▸ **任務列表**
1) 根據節選，列出動物實驗中發現的可能與動脈粥樣硬化有關的全部miRNA。
2) 照原文抄錄節選中的一段，從含有"齊貴彬,高建步,張明磊,張永杰,王 星,解莉莉,李京倡,劉 琳"的語句起，到"細胞表達對斑塊穩定性的影響。"止。
3) 根據節選回答下列問題：
(a) 研究選取的冠心病患者共有多少例？
(b) 對照組的平均年齡是多少？
(c) CD4+調節性T細胞的特異性標志是什麼？

▸ **節選**
-----
冠心病患者微小RNA及外周血T細胞表達對斑塊穩定性的影響

齊貴彬,高建步,張明磊,張永杰,王 星,解莉莉,李京倡,劉 琳

(河南大學附屬南陽市中心醫院 心血管內科,河南 南陽473009)

動脈粥樣硬化主要累及大、中動脈,是一種慢性血管炎性疾病[1]。目前研究認為,動脈粥樣硬化的主要病理機制為血管內皮功能異常導致血管壁粥樣硬化斑塊沉積,引發血管狹窄和閉塞[2]。微小RNA(miRNA,miR)能夠誘發血管平滑肌細胞向增殖狀態轉化,同時促進血管平滑肌細胞向內膜遷移,參與動脈粥樣硬化斑塊的形成和發展[3]。近年來動物實驗中發現的可能與動脈粥樣硬化有關的3種miRNA包括miR-126、miR-221、miR-155[4]。CD4+調節性T細胞在維持免疫平衡狀態方面發揮重要作用,細胞高表達的CD25+Foxp3+是CD4+調節性T細胞特異性標志[5]。脂質核心、表面內皮、外周纖維帽共同構成了動脈粥樣硬化斑塊,可分為脂質成分較少,周圍以膠原組織和平滑肌細胞為主的穩定斑塊;以及脂質松軟且較多,斑塊纖維帽很薄,平滑肌細胞較少的不穩定斑塊[6]。動脈粥樣硬化斑塊的穩定性直接影響到冠心病患者繼發性血栓的形成風險,因此本研究探討冠心病患者miR-126、miR-221、miR-155及外周血T細胞表達對斑塊穩定性的影響。

1 對象與方法

1.1 研究對象

選取2019年2月至2020年6月間河南大學附屬南陽市中心醫院心內科收治的冠心病患者138例。入選標準:冠狀動脈造影顯示1支及以上的主要冠脈狹窄程度達到III級。排除標準:①有PCI手術、球囊擴張術治療史的患者;②合并感染性疾病,自身免疫性疾病,惡性腫瘤,肝、腎功不全的患者。其中男性90例,女性48例;年齡49～67歲,平均年齡(57.28±6.50)歲。選取健康志愿者60例為對照組,男性41例,女性19例;年齡48～65歲,平均年齡(56.94±5.63)歲。一般資料在各組間比較差異無統計學意義(P>0.05),具有可比性。此項研究經醫院倫理委員會審批通過,患者的家屬簽署知情同意書。
-----
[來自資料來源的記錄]
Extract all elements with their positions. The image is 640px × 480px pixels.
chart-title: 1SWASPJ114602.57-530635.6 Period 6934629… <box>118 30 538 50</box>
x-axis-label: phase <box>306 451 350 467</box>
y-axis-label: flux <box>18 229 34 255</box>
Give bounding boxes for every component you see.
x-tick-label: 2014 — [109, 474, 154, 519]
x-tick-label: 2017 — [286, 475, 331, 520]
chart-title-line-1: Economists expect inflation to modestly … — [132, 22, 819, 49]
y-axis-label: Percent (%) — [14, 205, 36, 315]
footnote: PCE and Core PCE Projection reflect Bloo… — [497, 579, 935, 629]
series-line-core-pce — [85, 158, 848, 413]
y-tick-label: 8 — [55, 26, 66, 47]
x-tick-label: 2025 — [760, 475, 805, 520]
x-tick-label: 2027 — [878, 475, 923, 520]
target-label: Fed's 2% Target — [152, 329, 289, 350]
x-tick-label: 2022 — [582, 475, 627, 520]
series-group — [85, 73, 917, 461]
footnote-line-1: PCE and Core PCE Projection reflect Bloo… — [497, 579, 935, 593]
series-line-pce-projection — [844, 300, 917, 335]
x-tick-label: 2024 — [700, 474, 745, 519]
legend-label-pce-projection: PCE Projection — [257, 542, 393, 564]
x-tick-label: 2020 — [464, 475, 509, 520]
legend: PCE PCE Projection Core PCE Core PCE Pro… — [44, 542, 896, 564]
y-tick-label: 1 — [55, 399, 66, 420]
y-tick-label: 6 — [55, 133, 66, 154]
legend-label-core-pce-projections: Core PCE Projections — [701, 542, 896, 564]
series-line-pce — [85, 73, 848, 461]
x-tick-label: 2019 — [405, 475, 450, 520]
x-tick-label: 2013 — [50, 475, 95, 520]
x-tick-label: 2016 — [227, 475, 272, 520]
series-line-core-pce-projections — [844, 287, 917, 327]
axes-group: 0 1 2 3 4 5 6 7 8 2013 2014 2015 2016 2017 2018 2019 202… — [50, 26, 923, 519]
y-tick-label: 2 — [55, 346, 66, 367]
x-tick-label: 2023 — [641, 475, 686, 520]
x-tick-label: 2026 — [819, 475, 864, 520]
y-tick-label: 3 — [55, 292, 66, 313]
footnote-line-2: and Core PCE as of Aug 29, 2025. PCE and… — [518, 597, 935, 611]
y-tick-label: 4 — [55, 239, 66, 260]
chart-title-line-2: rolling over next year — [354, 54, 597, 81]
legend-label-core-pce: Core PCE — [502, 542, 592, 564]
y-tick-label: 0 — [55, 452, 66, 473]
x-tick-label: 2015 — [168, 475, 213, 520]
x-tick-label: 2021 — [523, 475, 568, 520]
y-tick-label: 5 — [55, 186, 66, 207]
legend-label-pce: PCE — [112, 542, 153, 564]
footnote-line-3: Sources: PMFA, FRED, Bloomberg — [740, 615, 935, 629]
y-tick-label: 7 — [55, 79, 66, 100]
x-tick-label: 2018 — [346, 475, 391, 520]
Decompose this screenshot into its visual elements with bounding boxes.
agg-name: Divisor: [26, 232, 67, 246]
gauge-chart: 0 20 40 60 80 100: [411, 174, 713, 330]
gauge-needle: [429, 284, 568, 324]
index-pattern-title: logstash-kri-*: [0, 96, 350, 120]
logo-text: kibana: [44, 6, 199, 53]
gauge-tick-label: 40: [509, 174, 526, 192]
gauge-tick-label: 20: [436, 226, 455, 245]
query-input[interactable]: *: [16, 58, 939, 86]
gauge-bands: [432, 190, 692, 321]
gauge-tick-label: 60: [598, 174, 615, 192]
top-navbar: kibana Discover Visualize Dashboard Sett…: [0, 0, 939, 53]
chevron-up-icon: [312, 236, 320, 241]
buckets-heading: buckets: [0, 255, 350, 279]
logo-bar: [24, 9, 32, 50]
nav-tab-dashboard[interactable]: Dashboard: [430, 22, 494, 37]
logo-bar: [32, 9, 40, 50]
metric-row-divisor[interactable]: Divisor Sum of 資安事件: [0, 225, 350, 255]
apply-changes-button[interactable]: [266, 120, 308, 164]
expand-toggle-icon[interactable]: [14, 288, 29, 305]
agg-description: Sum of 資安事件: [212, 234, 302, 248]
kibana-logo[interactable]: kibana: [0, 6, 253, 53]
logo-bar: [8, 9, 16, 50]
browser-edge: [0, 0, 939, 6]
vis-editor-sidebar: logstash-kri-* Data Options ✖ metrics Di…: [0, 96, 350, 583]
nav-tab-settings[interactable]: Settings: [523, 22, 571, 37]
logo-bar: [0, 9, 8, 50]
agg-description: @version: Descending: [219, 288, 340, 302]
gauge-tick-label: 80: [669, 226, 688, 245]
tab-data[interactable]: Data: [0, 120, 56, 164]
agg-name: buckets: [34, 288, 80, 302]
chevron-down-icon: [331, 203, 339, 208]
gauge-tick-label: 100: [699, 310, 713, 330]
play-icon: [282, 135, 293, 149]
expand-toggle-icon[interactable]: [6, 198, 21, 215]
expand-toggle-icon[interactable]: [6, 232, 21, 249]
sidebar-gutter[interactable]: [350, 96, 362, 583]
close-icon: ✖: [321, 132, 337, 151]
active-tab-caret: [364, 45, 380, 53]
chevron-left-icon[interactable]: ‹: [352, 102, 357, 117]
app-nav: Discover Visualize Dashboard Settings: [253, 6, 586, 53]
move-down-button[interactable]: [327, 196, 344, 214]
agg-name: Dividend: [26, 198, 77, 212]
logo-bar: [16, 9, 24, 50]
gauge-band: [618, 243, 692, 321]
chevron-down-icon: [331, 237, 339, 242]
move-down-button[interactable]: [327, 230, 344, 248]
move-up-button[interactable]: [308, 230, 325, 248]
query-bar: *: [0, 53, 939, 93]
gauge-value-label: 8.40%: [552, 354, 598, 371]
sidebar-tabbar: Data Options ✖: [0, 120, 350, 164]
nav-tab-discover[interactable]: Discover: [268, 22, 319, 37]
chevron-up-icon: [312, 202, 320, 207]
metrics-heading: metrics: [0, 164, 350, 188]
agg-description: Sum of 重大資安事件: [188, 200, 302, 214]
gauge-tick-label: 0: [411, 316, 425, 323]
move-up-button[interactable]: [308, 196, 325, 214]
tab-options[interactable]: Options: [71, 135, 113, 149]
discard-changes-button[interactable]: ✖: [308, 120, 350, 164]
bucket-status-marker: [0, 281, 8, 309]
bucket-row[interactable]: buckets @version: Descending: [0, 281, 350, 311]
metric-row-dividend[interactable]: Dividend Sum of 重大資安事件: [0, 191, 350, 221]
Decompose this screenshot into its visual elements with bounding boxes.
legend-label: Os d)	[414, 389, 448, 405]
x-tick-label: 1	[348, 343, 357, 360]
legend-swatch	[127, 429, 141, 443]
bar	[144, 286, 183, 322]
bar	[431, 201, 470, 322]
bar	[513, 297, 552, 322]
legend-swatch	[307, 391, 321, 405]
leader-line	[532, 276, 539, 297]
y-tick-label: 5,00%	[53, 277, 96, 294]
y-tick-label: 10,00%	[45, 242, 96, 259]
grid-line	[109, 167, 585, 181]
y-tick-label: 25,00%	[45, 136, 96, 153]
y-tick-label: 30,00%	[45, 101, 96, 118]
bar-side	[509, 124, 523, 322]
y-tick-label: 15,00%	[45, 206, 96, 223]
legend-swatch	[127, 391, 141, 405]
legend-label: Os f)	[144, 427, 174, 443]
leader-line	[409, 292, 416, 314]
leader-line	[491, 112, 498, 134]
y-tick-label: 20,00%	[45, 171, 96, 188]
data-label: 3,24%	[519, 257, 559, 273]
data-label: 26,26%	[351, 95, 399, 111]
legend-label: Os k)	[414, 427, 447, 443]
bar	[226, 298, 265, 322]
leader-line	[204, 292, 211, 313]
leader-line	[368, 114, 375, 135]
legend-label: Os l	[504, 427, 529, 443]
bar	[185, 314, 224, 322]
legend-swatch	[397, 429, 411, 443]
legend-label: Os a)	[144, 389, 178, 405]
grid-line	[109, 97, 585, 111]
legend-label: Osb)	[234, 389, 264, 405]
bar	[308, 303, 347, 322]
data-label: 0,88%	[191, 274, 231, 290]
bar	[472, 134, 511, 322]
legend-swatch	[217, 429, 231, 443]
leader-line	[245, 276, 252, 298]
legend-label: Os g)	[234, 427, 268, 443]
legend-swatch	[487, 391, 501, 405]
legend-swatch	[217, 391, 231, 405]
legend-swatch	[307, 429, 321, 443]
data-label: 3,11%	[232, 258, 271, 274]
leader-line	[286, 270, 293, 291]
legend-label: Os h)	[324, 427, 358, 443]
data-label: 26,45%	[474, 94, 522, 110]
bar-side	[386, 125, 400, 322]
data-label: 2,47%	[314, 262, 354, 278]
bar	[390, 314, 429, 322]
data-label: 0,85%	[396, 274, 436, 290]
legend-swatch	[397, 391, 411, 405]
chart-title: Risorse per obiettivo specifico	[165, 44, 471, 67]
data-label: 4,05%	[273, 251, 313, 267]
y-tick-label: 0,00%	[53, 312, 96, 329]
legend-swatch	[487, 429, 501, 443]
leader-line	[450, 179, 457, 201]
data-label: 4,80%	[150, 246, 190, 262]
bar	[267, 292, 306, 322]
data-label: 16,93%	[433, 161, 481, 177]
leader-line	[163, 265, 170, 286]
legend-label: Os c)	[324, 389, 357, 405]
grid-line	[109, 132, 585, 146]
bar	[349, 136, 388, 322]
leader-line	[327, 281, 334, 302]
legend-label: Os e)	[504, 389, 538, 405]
-----
▸ **參考答案**
1) miR-126、miR-221、miR-155

2)
齊貴彬,高建步,張明磊,張永杰,王 星,解莉莉,李京倡,劉 琳

(河南大學附屬南陽市中心醫院 心血管內科,河南 南陽473009)

動脈粥樣硬化主要累及大、中動脈,是一種慢性血管炎性疾病[1]。目前研究認為,動脈粥樣硬化的主要病理機制為血管內皮功能異常導致血管壁粥樣硬化斑塊沉積,引發血管狹窄和閉塞[2]。微小RNA(miRNA,miR)能夠誘發血管平滑肌細胞向增殖狀態轉化,同時促進血管平滑肌細胞向內膜遷移,參與動脈粥樣硬化斑塊的形成和發展[3]。近年來動物實驗中發現的可能與動脈粥樣硬化有關的3種miRNA包括miR-126、miR-221、miR-155[4]。CD4+調節性T細胞在維持免疫平衡狀態方面發揮重要作用,細胞高表達的CD25+Foxp3+是CD4+調節性T細胞特異性標志[5]。脂質核心、表面內皮、外周纖維帽共同構成了動脈粥樣硬化斑塊,可分為脂質成分較少,周圍以膠原組織和平滑肌細胞為主的穩定斑塊;以及脂質松軟且較多,斑塊纖維帽很薄,平滑肌細胞較少的不穩定斑塊[6]。動脈粥樣硬化斑塊的穩定性直接影響到冠心病患者繼發性血栓的形成風險,因此本研究探討冠心病患者miR-126、miR-221、miR-155及外周血T細胞表達對斑塊穩定性的影響。

3)
(a) 138例。
(b) (56.94±5.63)歲。
(c) 細胞高表達的CD25+Foxp3+。